======== EXTRACTED MATERIAL ========

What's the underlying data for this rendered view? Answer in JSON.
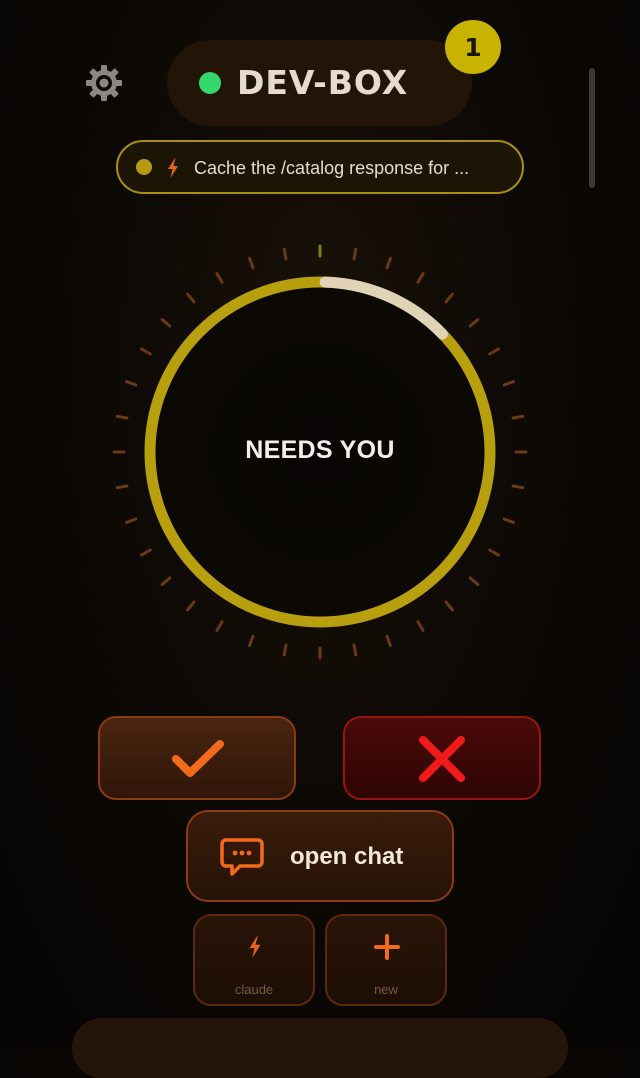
{
  "header": {
    "settings_icon": "gear-icon",
    "machine_name": "DEV-BOX",
    "status_color": "#33d86a",
    "notification_count": "1",
    "scrollbar": "vertical"
  },
  "task": {
    "text": "Cache the /catalog response for ...",
    "dot_color": "#b89a12",
    "icon": "bolt-icon"
  },
  "dial": {
    "status": "NEEDS YOU",
    "ring_color": "#b79f0d",
    "progress_color": "#e0d3b6",
    "progress_fraction": 0.08
  },
  "actions": {
    "approve_icon": "check-icon",
    "reject_icon": "x-icon",
    "chat_label": "open chat",
    "chat_icon": "chat-bubble-icon",
    "shortcuts": [
      {
        "label": "claude",
        "icon": "bolt-icon"
      },
      {
        "label": "new",
        "icon": "plus-icon"
      }
    ]
  }
}
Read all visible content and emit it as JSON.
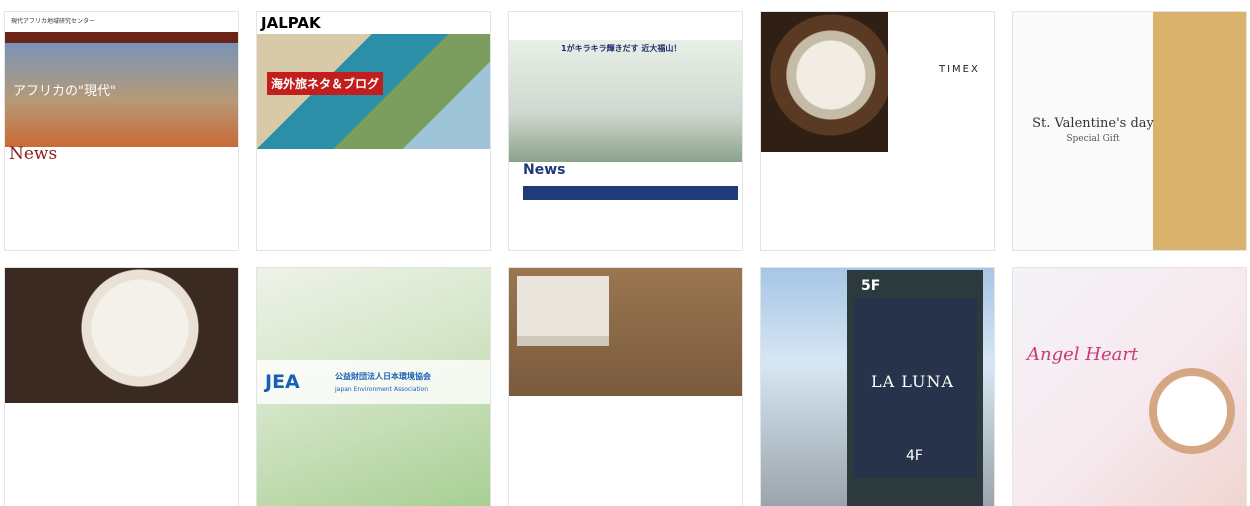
{
  "tiles": [
    {
      "id": "t1",
      "name": "african-studies-site-tile",
      "title": "現代アフリカ地域研究センター",
      "hero_text": "アフリカの\"現代\"",
      "section": "News"
    },
    {
      "id": "t2",
      "name": "jalpak-site-tile",
      "logo": "JALPAK",
      "banner": "海外旅ネタ＆ブログ"
    },
    {
      "id": "t3",
      "name": "kindai-fukuyama-site-tile",
      "headline": "1がキラキラ輝きだす 近大福山！",
      "section": "News"
    },
    {
      "id": "t4",
      "name": "timex-site-tile",
      "brand": "TIMEX"
    },
    {
      "id": "t5",
      "name": "valentine-site-tile",
      "title": "St. Valentine's day",
      "subtitle": "Special Gift"
    },
    {
      "id": "t6",
      "name": "restaurant-site-tile"
    },
    {
      "id": "t7",
      "name": "jea-site-tile",
      "logo": "JEA",
      "org_jp": "公益財団法人日本環境協会",
      "org_en": "Japan Environment Association"
    },
    {
      "id": "t8",
      "name": "corporate-book-site-tile"
    },
    {
      "id": "t9",
      "name": "la-luna-site-tile",
      "floor_top": "5F",
      "brand": "LA LUNA",
      "floor_bottom": "4F"
    },
    {
      "id": "t10",
      "name": "angel-heart-site-tile",
      "brand": "Angel Heart"
    }
  ],
  "colors": {
    "brand_red": "#8b1d1d",
    "jea_blue": "#1a5fb4",
    "angel_pink": "#c83a79"
  }
}
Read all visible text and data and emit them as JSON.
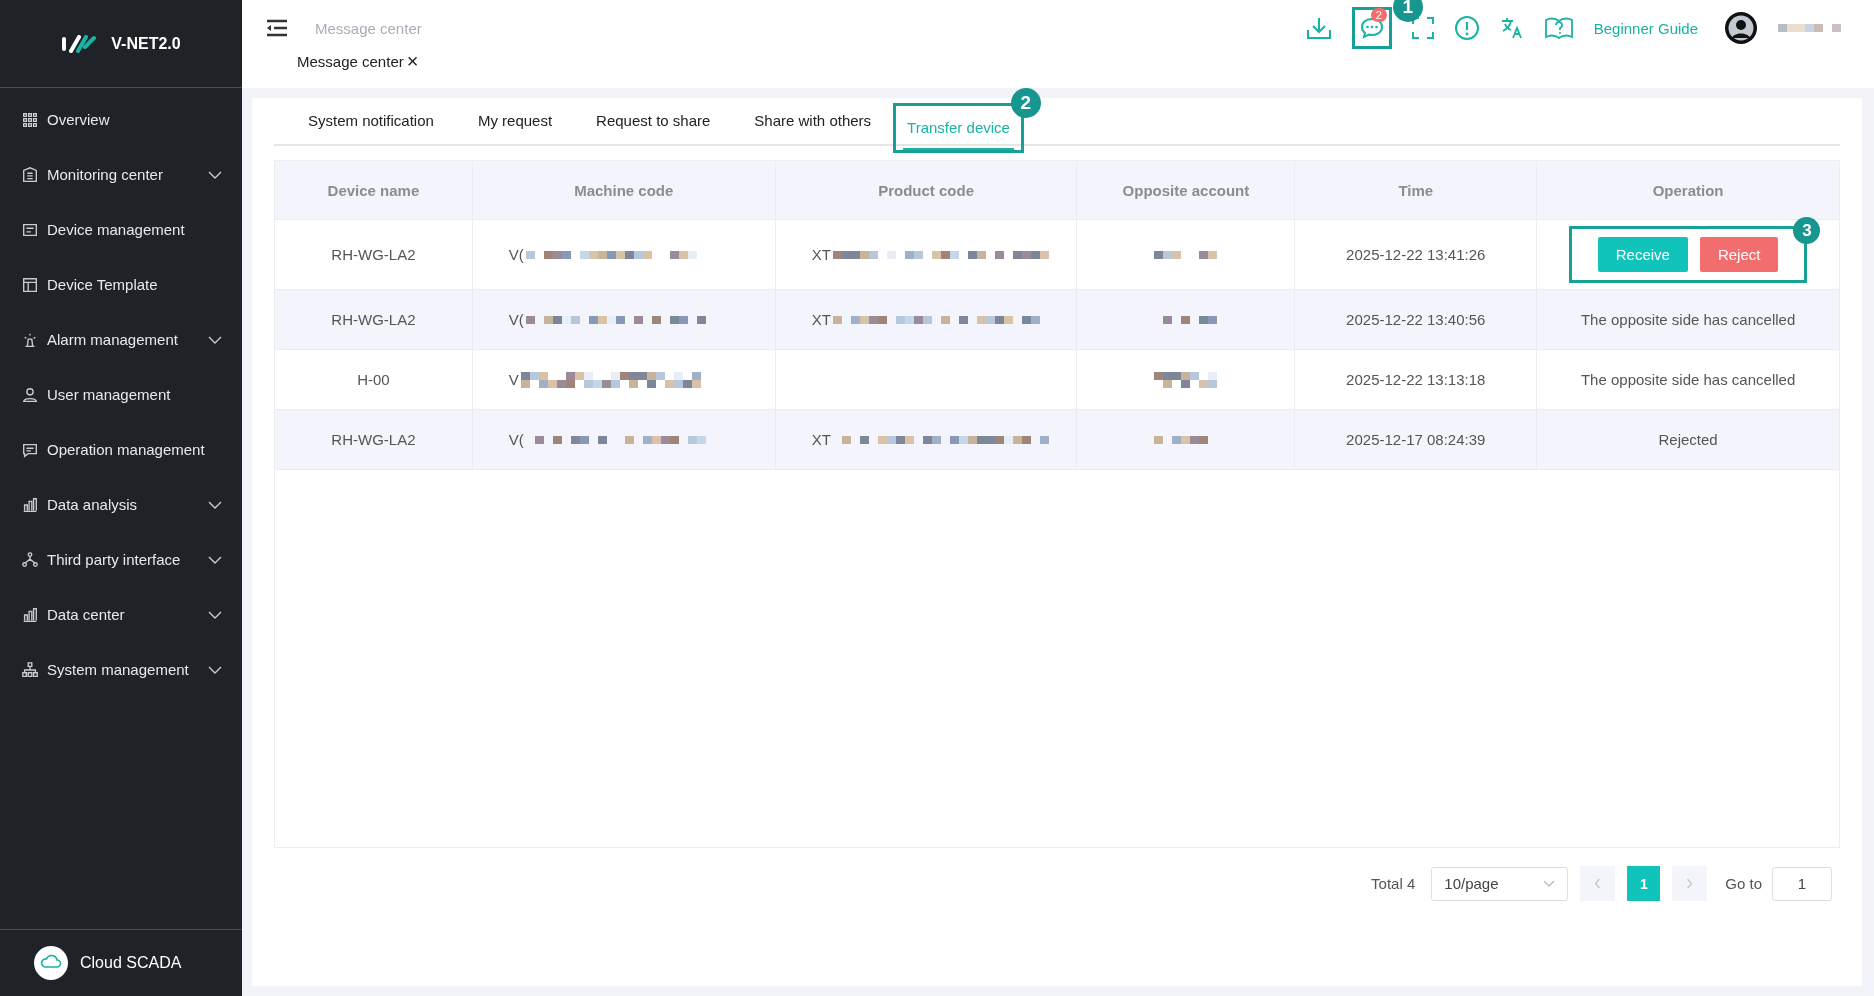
{
  "sidebar": {
    "logo": "V-NET2.0",
    "items": [
      {
        "label": "Overview",
        "expandable": false
      },
      {
        "label": "Monitoring center",
        "expandable": true
      },
      {
        "label": "Device management",
        "expandable": false
      },
      {
        "label": "Device Template",
        "expandable": false
      },
      {
        "label": "Alarm management",
        "expandable": true
      },
      {
        "label": "User management",
        "expandable": false
      },
      {
        "label": "Operation management",
        "expandable": false
      },
      {
        "label": "Data analysis",
        "expandable": true
      },
      {
        "label": "Third party interface",
        "expandable": true
      },
      {
        "label": "Data center",
        "expandable": true
      },
      {
        "label": "System management",
        "expandable": true
      }
    ],
    "footer": "Cloud SCADA"
  },
  "header": {
    "breadcrumb": "Message center",
    "tag": "Message center",
    "close": "×",
    "chat_badge": "2",
    "chat_annotation": "1",
    "guide": "Beginner Guide"
  },
  "tabs": [
    {
      "label": "System notification",
      "selected": false
    },
    {
      "label": "My request",
      "selected": false
    },
    {
      "label": "Request to share",
      "selected": false
    },
    {
      "label": "Share with others",
      "selected": false
    },
    {
      "label": "Transfer device",
      "selected": true,
      "annotation": "2"
    }
  ],
  "table": {
    "columns": [
      "Device name",
      "Machine code",
      "Product code",
      "Opposite account",
      "Time",
      "Operation"
    ],
    "rows": [
      {
        "device_name": "RH-WG-LA2",
        "machine_code": "V(",
        "product_code": "XT",
        "time": "2025-12-22 13:41:26",
        "operation": {
          "kind": "buttons",
          "buttons": [
            "Receive",
            "Reject"
          ],
          "annotation": "3"
        }
      },
      {
        "device_name": "RH-WG-LA2",
        "machine_code": "V(",
        "product_code": "XT",
        "time": "2025-12-22 13:40:56",
        "operation": {
          "kind": "text",
          "text": "The opposite side has cancelled"
        }
      },
      {
        "device_name": "H-00",
        "machine_code": "V",
        "time": "2025-12-22 13:13:18",
        "operation": {
          "kind": "text",
          "text": "The opposite side has cancelled"
        }
      },
      {
        "device_name": "RH-WG-LA2",
        "machine_code": "V(",
        "product_code": "XT",
        "time": "2025-12-17 08:24:39",
        "operation": {
          "kind": "text",
          "text": "Rejected"
        }
      }
    ]
  },
  "pagination": {
    "total": "Total 4",
    "page_size": "10/page",
    "pages": [
      {
        "label": "1",
        "selected": true
      }
    ],
    "goto_label": "Go to",
    "goto_value": "1"
  }
}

========

SHORT EXERCISE:
Repeat everything in the records precisely. Images are excluded from the copy.

RESPONSE FOR THIS EXERCISE:
What's the underlying data for this rendered view? Answer in JSON.
{
  "header": {
    "settings_icon": "gear-icon",
    "machine_name": "DEV-BOX",
    "status_color": "#33d86a",
    "notification_count": "1",
    "scrollbar": "vertical"
  },
  "task": {
    "text": "Cache the /catalog response for ...",
    "dot_color": "#b89a12",
    "icon": "bolt-icon"
  },
  "dial": {
    "status": "NEEDS YOU",
    "ring_color": "#b79f0d",
    "progress_color": "#e0d3b6",
    "progress_fraction": 0.08
  },
  "actions": {
    "approve_icon": "check-icon",
    "reject_icon": "x-icon",
    "chat_label": "open chat",
    "chat_icon": "chat-bubble-icon",
    "shortcuts": [
      {
        "label": "claude",
        "icon": "bolt-icon"
      },
      {
        "label": "new",
        "icon": "plus-icon"
      }
    ]
  }
}
Read all visible content and emit it as JSON.
{
  "tiles": [
    {
      "id": "t1",
      "name": "african-studies-site-tile",
      "title": "現代アフリカ地域研究センター",
      "hero_text": "アフリカの\"現代\"",
      "section": "News"
    },
    {
      "id": "t2",
      "name": "jalpak-site-tile",
      "logo": "JALPAK",
      "banner": "海外旅ネタ＆ブログ"
    },
    {
      "id": "t3",
      "name": "kindai-fukuyama-site-tile",
      "headline": "1がキラキラ輝きだす 近大福山！",
      "section": "News"
    },
    {
      "id": "t4",
      "name": "timex-site-tile",
      "brand": "TIMEX"
    },
    {
      "id": "t5",
      "name": "valentine-site-tile",
      "title": "St. Valentine's day",
      "subtitle": "Special Gift"
    },
    {
      "id": "t6",
      "name": "restaurant-site-tile"
    },
    {
      "id": "t7",
      "name": "jea-site-tile",
      "logo": "JEA",
      "org_jp": "公益財団法人日本環境協会",
      "org_en": "Japan Environment Association"
    },
    {
      "id": "t8",
      "name": "corporate-book-site-tile"
    },
    {
      "id": "t9",
      "name": "la-luna-site-tile",
      "floor_top": "5F",
      "brand": "LA LUNA",
      "floor_bottom": "4F"
    },
    {
      "id": "t10",
      "name": "angel-heart-site-tile",
      "brand": "Angel Heart"
    }
  ],
  "colors": {
    "brand_red": "#8b1d1d",
    "jea_blue": "#1a5fb4",
    "angel_pink": "#c83a79"
  }
}
Read all visible text and data and emit them as JSON.
{
  "sidebar": {
    "logo": "V-NET2.0",
    "items": [
      {
        "label": "Overview",
        "expandable": false
      },
      {
        "label": "Monitoring center",
        "expandable": true
      },
      {
        "label": "Device management",
        "expandable": false
      },
      {
        "label": "Device Template",
        "expandable": false
      },
      {
        "label": "Alarm management",
        "expandable": true
      },
      {
        "label": "User management",
        "expandable": false
      },
      {
        "label": "Operation management",
        "expandable": false
      },
      {
        "label": "Data analysis",
        "expandable": true
      },
      {
        "label": "Third party interface",
        "expandable": true
      },
      {
        "label": "Data center",
        "expandable": true
      },
      {
        "label": "System management",
        "expandable": true
      }
    ],
    "footer": "Cloud SCADA"
  },
  "header": {
    "breadcrumb": "Message center",
    "tag": "Message center",
    "close": "×",
    "chat_badge": "2",
    "chat_annotation": "1",
    "guide": "Beginner Guide"
  },
  "tabs": [
    {
      "label": "System notification",
      "selected": false
    },
    {
      "label": "My request",
      "selected": false
    },
    {
      "label": "Request to share",
      "selected": false
    },
    {
      "label": "Share with others",
      "selected": false
    },
    {
      "label": "Transfer device",
      "selected": true,
      "annotation": "2"
    }
  ],
  "table": {
    "columns": [
      "Device name",
      "Machine code",
      "Product code",
      "Opposite account",
      "Time",
      "Operation"
    ],
    "rows": [
      {
        "device_name": "RH-WG-LA2",
        "machine_code": "V(",
        "product_code": "XT",
        "time": "2025-12-22 13:41:26",
        "operation": {
          "kind": "buttons",
          "buttons": [
            "Receive",
            "Reject"
          ],
          "annotation": "3"
        }
      },
      {
        "device_name": "RH-WG-LA2",
        "machine_code": "V(",
        "product_code": "XT",
        "time": "2025-12-22 13:40:56",
        "operation": {
          "kind": "text",
          "text": "The opposite side has cancelled"
        }
      },
      {
        "device_name": "H-00",
        "machine_code": "V",
        "time": "2025-12-22 13:13:18",
        "operation": {
          "kind": "text",
          "text": "The opposite side has cancelled"
        }
      },
      {
        "device_name": "RH-WG-LA2",
        "machine_code": "V(",
        "product_code": "XT",
        "time": "2025-12-17 08:24:39",
        "operation": {
          "kind": "text",
          "text": "Rejected"
        }
      }
    ]
  },
  "pagination": {
    "total": "Total 4",
    "page_size": "10/page",
    "pages": [
      {
        "label": "1",
        "selected": true
      }
    ],
    "goto_label": "Go to",
    "goto_value": "1"
  }
}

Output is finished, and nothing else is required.